Exercise task. Restate the listing below word for word, omitting any images.

++++++++++

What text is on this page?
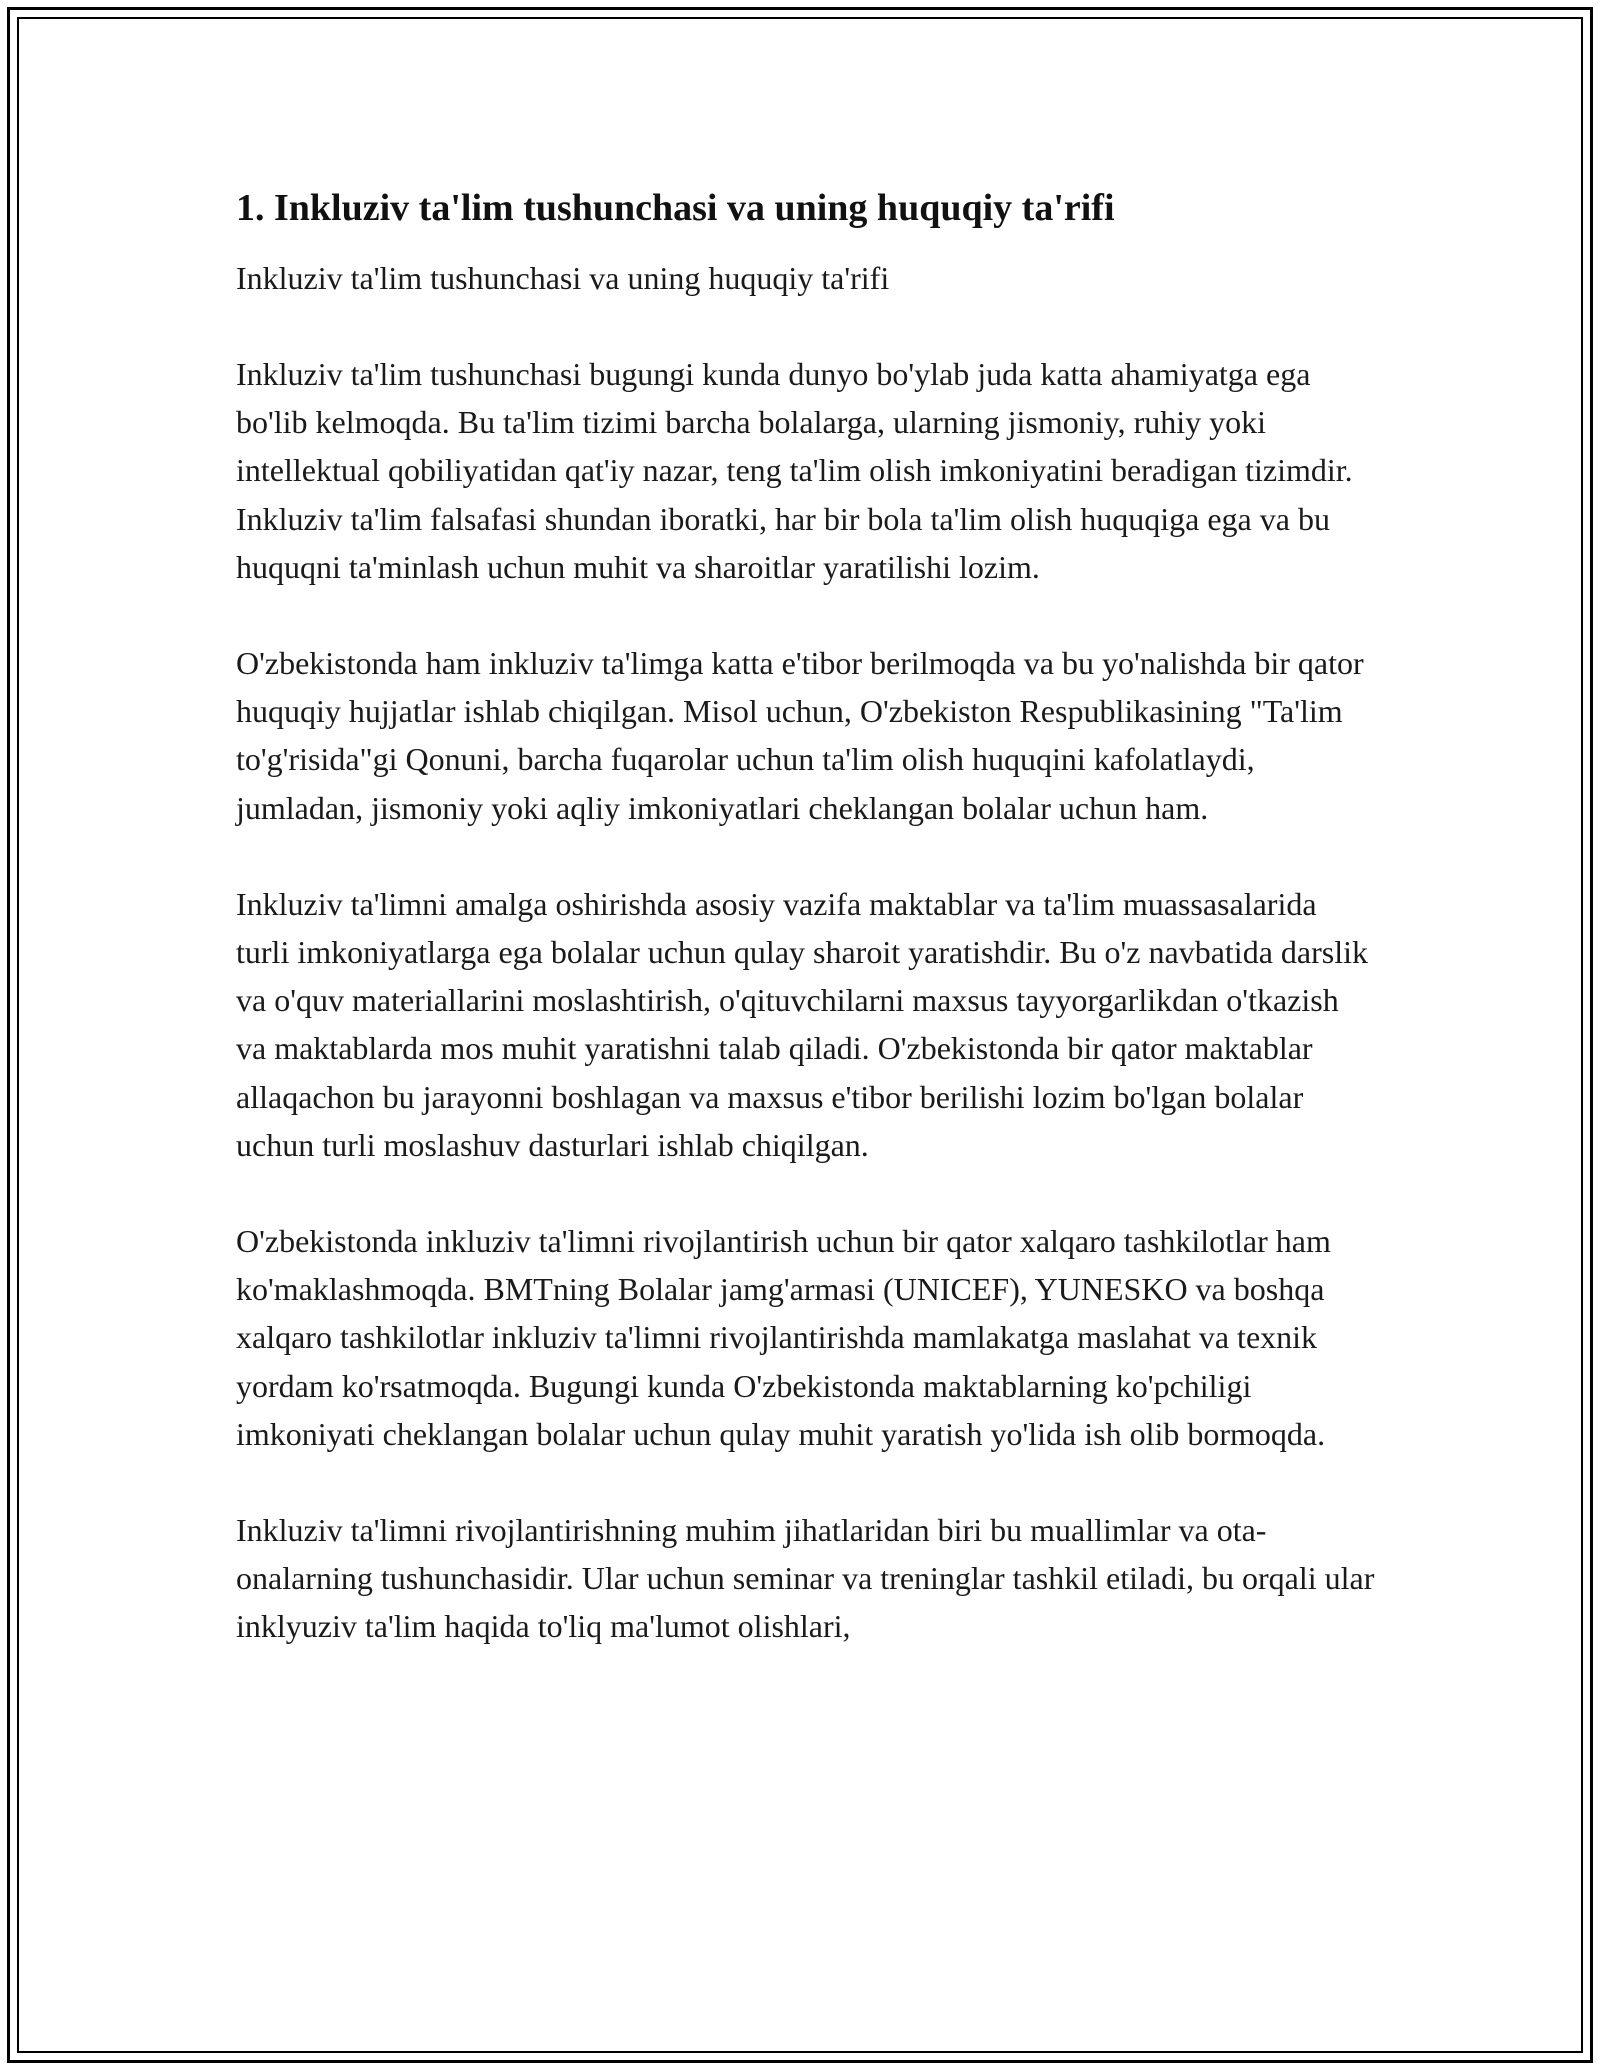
1. Inkluziv ta'lim tushunchasi va uning huquqiy ta'rifi

Inkluziv ta'lim tushunchasi va uning huquqiy ta'rifi

Inkluziv ta'lim tushunchasi bugungi kunda dunyo bo'ylab juda katta ahamiyatga ega bo'lib kelmoqda. Bu ta'lim tizimi barcha bolalarga, ularning jismoniy, ruhiy yoki intellektual qobiliyatidan qat'iy nazar, teng ta'lim olish imkoniyatini beradigan tizimdir. Inkluziv ta'lim falsafasi shundan iboratki, har bir bola ta'lim olish huquqiga ega va bu huquqni ta'minlash uchun muhit va sharoitlar yaratilishi lozim.

O'zbekistonda ham inkluziv ta'limga katta e'tibor berilmoqda va bu yo'nalishda bir qator huquqiy hujjatlar ishlab chiqilgan. Misol uchun, O'zbekiston Respublikasining "Ta'lim to'g'risida"gi Qonuni, barcha fuqarolar uchun ta'lim olish huquqini kafolatlaydi, jumladan, jismoniy yoki aqliy imkoniyatlari cheklangan bolalar uchun ham.

Inkluziv ta'limni amalga oshirishda asosiy vazifa maktablar va ta'lim muassasalarida turli imkoniyatlarga ega bolalar uchun qulay sharoit yaratishdir. Bu o'z navbatida darslik va o'quv materiallarini moslashtirish, o'qituvchilarni maxsus tayyorgarlikdan o'tkazish va maktablarda mos muhit yaratishni talab qiladi. O'zbekistonda bir qator maktablar allaqachon bu jarayonni boshlagan va maxsus e'tibor berilishi lozim bo'lgan bolalar uchun turli moslashuv dasturlari ishlab chiqilgan.

O'zbekistonda inkluziv ta'limni rivojlantirish uchun bir qator xalqaro tashkilotlar ham ko'maklashmoqda. BMTning Bolalar jamg'armasi (UNICEF), YUNESKO va boshqa xalqaro tashkilotlar inkluziv ta'limni rivojlantirishda mamlakatga maslahat va texnik yordam ko'rsatmoqda. Bugungi kunda O'zbekistonda maktablarning ko'pchiligi imkoniyati cheklangan bolalar uchun qulay muhit yaratish yo'lida ish olib bormoqda.

Inkluziv ta'limni rivojlantirishning muhim jihatlaridan biri bu muallimlar va ota-onalarning tushunchasidir. Ular uchun seminar va treninglar tashkil etiladi, bu orqali ular inklyuziv ta'lim haqida to'liq ma'lumot olishlari,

++++++++++

The reply.
What text is on this page?
1. Inkluziv ta'lim tushunchasi va uning huquqiy ta'rifi

Inkluziv ta'lim tushunchasi va uning huquqiy ta'rifi

Inkluziv ta'lim tushunchasi bugungi kunda dunyo bo'ylab juda katta ahamiyatga ega bo'lib kelmoqda. Bu ta'lim tizimi barcha bolalarga, ularning jismoniy, ruhiy yoki intellektual qobiliyatidan qat'iy nazar, teng ta'lim olish imkoniyatini beradigan tizimdir. Inkluziv ta'lim falsafasi shundan iboratki, har bir bola ta'lim olish huquqiga ega va bu huquqni ta'minlash uchun muhit va sharoitlar yaratilishi lozim.

O'zbekistonda ham inkluziv ta'limga katta e'tibor berilmoqda va bu yo'nalishda bir qator huquqiy hujjatlar ishlab chiqilgan. Misol uchun, O'zbekiston Respublikasining "Ta'lim to'g'risida"gi Qonuni, barcha fuqarolar uchun ta'lim olish huquqini kafolatlaydi, jumladan, jismoniy yoki aqliy imkoniyatlari cheklangan bolalar uchun ham.

Inkluziv ta'limni amalga oshirishda asosiy vazifa maktablar va ta'lim muassasalarida turli imkoniyatlarga ega bolalar uchun qulay sharoit yaratishdir. Bu o'z navbatida darslik va o'quv materiallarini moslashtirish, o'qituvchilarni maxsus tayyorgarlikdan o'tkazish va maktablarda mos muhit yaratishni talab qiladi. O'zbekistonda bir qator maktablar allaqachon bu jarayonni boshlagan va maxsus e'tibor berilishi lozim bo'lgan bolalar uchun turli moslashuv dasturlari ishlab chiqilgan.

O'zbekistonda inkluziv ta'limni rivojlantirish uchun bir qator xalqaro tashkilotlar ham ko'maklashmoqda. BMTning Bolalar jamg'armasi (UNICEF), YUNESKO va boshqa xalqaro tashkilotlar inkluziv ta'limni rivojlantirishda mamlakatga maslahat va texnik yordam ko'rsatmoqda. Bugungi kunda O'zbekistonda maktablarning ko'pchiligi imkoniyati cheklangan bolalar uchun qulay muhit yaratish yo'lida ish olib bormoqda.

Inkluziv ta'limni rivojlantirishning muhim jihatlaridan biri bu muallimlar va ota-onalarning tushunchasidir. Ular uchun seminar va treninglar tashkil etiladi, bu orqali ular inklyuziv ta'lim haqida to'liq ma'lumot olishlari,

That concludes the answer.